Data for this task
::::::::

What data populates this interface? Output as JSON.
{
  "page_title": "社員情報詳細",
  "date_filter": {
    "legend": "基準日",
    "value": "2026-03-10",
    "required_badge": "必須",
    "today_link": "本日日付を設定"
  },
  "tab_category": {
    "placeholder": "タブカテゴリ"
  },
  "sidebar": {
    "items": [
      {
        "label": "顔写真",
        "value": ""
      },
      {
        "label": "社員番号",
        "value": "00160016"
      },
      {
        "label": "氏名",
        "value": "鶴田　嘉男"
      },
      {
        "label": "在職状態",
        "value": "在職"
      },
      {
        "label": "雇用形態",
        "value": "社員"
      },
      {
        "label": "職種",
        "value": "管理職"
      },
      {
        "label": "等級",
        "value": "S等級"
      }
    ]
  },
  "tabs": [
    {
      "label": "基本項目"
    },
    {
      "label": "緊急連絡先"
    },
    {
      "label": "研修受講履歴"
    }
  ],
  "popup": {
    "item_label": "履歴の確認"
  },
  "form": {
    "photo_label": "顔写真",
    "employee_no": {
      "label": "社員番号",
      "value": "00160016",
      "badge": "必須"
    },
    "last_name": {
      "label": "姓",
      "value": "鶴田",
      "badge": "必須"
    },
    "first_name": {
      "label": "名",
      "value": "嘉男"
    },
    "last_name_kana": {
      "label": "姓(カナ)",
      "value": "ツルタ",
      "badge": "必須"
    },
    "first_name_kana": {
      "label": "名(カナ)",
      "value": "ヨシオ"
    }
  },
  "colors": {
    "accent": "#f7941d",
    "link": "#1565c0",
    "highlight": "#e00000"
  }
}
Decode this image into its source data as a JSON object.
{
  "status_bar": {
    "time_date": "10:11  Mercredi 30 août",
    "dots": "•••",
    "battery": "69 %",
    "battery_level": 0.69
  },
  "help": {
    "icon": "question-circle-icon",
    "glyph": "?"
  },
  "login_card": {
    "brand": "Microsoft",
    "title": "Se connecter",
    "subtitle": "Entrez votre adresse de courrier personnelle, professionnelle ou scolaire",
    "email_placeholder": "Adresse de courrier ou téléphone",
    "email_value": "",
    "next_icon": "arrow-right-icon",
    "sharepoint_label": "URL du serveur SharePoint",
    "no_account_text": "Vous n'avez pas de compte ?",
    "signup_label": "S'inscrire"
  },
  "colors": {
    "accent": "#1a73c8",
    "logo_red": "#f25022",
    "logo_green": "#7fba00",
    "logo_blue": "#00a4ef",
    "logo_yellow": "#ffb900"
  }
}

::::::::

Stated task
Emit the full listing verbatim.

Written solution
What data populates this interface? Output as JSON.
{
  "page_title": "社員情報詳細",
  "date_filter": {
    "legend": "基準日",
    "value": "2026-03-10",
    "required_badge": "必須",
    "today_link": "本日日付を設定"
  },
  "tab_category": {
    "placeholder": "タブカテゴリ"
  },
  "sidebar": {
    "items": [
      {
        "label": "顔写真",
        "value": ""
      },
      {
        "label": "社員番号",
        "value": "00160016"
      },
      {
        "label": "氏名",
        "value": "鶴田　嘉男"
      },
      {
        "label": "在職状態",
        "value": "在職"
      },
      {
        "label": "雇用形態",
        "value": "社員"
      },
      {
        "label": "職種",
        "value": "管理職"
      },
      {
        "label": "等級",
        "value": "S等級"
      }
    ]
  },
  "tabs": [
    {
      "label": "基本項目"
    },
    {
      "label": "緊急連絡先"
    },
    {
      "label": "研修受講履歴"
    }
  ],
  "popup": {
    "item_label": "履歴の確認"
  },
  "form": {
    "photo_label": "顔写真",
    "employee_no": {
      "label": "社員番号",
      "value": "00160016",
      "badge": "必須"
    },
    "last_name": {
      "label": "姓",
      "value": "鶴田",
      "badge": "必須"
    },
    "first_name": {
      "label": "名",
      "value": "嘉男"
    },
    "last_name_kana": {
      "label": "姓(カナ)",
      "value": "ツルタ",
      "badge": "必須"
    },
    "first_name_kana": {
      "label": "名(カナ)",
      "value": "ヨシオ"
    }
  },
  "colors": {
    "accent": "#f7941d",
    "link": "#1565c0",
    "highlight": "#e00000"
  }
}
Decode this image into its source data as a JSON object.
{
  "status_bar": {
    "time_date": "10:11  Mercredi 30 août",
    "dots": "•••",
    "battery": "69 %",
    "battery_level": 0.69
  },
  "help": {
    "icon": "question-circle-icon",
    "glyph": "?"
  },
  "login_card": {
    "brand": "Microsoft",
    "title": "Se connecter",
    "subtitle": "Entrez votre adresse de courrier personnelle, professionnelle ou scolaire",
    "email_placeholder": "Adresse de courrier ou téléphone",
    "email_value": "",
    "next_icon": "arrow-right-icon",
    "sharepoint_label": "URL du serveur SharePoint",
    "no_account_text": "Vous n'avez pas de compte ?",
    "signup_label": "S'inscrire"
  },
  "colors": {
    "accent": "#1a73c8",
    "logo_red": "#f25022",
    "logo_green": "#7fba00",
    "logo_blue": "#00a4ef",
    "logo_yellow": "#ffb900"
  }
}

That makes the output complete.